-- start Data listing --

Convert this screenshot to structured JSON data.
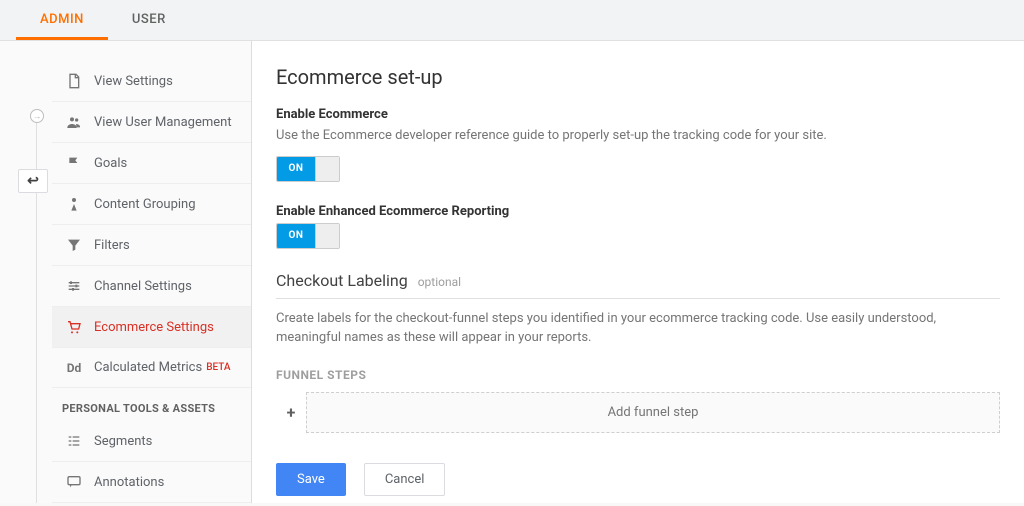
{
  "tabs": {
    "admin": "ADMIN",
    "user": "USER"
  },
  "back_char": "↩",
  "sidebar": {
    "items": [
      {
        "label": "View Settings",
        "icon": "document-icon"
      },
      {
        "label": "View User Management",
        "icon": "people-icon"
      },
      {
        "label": "Goals",
        "icon": "flag-icon"
      },
      {
        "label": "Content Grouping",
        "icon": "person-flag-icon"
      },
      {
        "label": "Filters",
        "icon": "funnel-icon"
      },
      {
        "label": "Channel Settings",
        "icon": "sliders-icon"
      },
      {
        "label": "Ecommerce Settings",
        "icon": "cart-icon"
      },
      {
        "label": "Calculated Metrics",
        "icon": "dd-icon",
        "badge": "BETA"
      }
    ],
    "section_header": "PERSONAL TOOLS & ASSETS",
    "tools": [
      {
        "label": "Segments",
        "icon": "segments-icon"
      },
      {
        "label": "Annotations",
        "icon": "annotation-icon"
      }
    ]
  },
  "main": {
    "title": "Ecommerce set-up",
    "enable_ecom_label": "Enable Ecommerce",
    "enable_ecom_help": "Use the Ecommerce developer reference guide to properly set-up the tracking code for your site.",
    "toggle_on": "ON",
    "enable_enhanced_label": "Enable Enhanced Ecommerce Reporting",
    "checkout_section": "Checkout Labeling",
    "optional": "optional",
    "checkout_help": "Create labels for the checkout-funnel steps you identified in your ecommerce tracking code. Use easily understood, meaningful names as these will appear in your reports.",
    "funnel_header": "FUNNEL STEPS",
    "add_step": "Add funnel step",
    "plus": "+",
    "save": "Save",
    "cancel": "Cancel"
  }
}
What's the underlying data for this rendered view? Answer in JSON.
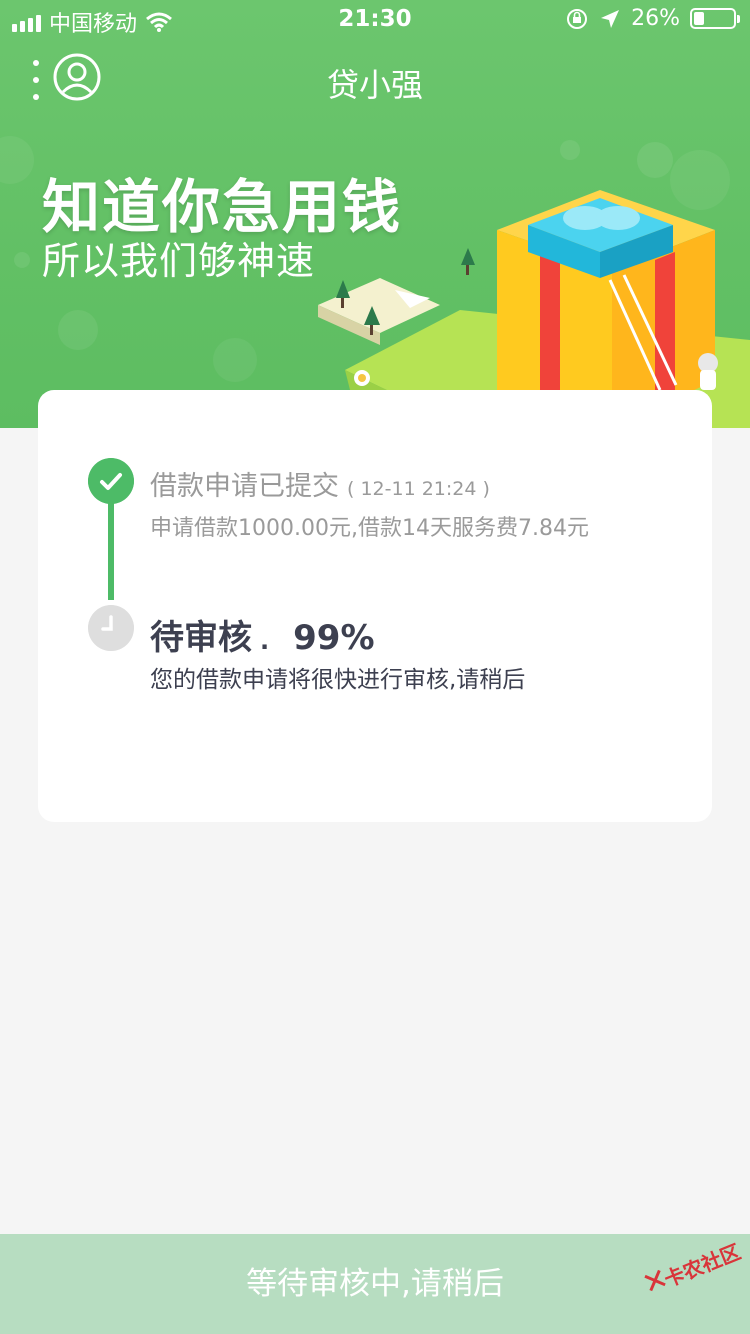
{
  "status_bar": {
    "carrier": "中国移动",
    "time": "21:30",
    "battery_percent": "26%",
    "battery_level": 0.26,
    "icons": [
      "signal-icon",
      "wifi-icon",
      "orientation-lock-icon",
      "location-icon",
      "battery-icon"
    ]
  },
  "navbar": {
    "title": "贷小强",
    "menu_icon": "more-vertical-icon",
    "user_icon": "user-icon"
  },
  "hero": {
    "title": "知道你急用钱",
    "subtitle": "所以我们够神速"
  },
  "progress": {
    "step1": {
      "title": "借款申请已提交",
      "time": "( 12-11 21:24 )",
      "description": "申请借款1000.00元,借款14天服务费7.84元",
      "icon": "check-icon"
    },
    "step2": {
      "title": "待审核",
      "dot": ".",
      "percent": "99%",
      "description": "您的借款申请将很快进行审核,请稍后",
      "icon": "clock-icon"
    }
  },
  "bottom_bar": {
    "label": "等待审核中,请稍后"
  },
  "watermark": {
    "text": "卡农社区"
  },
  "colors": {
    "brand_green": "#62c065",
    "step_done": "#4dbb67",
    "step_pending": "#dedede",
    "bottom_bar": "#b7ddc1",
    "text_dark": "#3d4050",
    "text_muted": "#9a9a9a"
  }
}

-- end Data listing --

**What you have to do**
Reproduce each line holding the word "JSON".

**Worked answer**
Convert this screenshot to structured JSON data.
What's the underlying data for this rendered view? Answer in JSON.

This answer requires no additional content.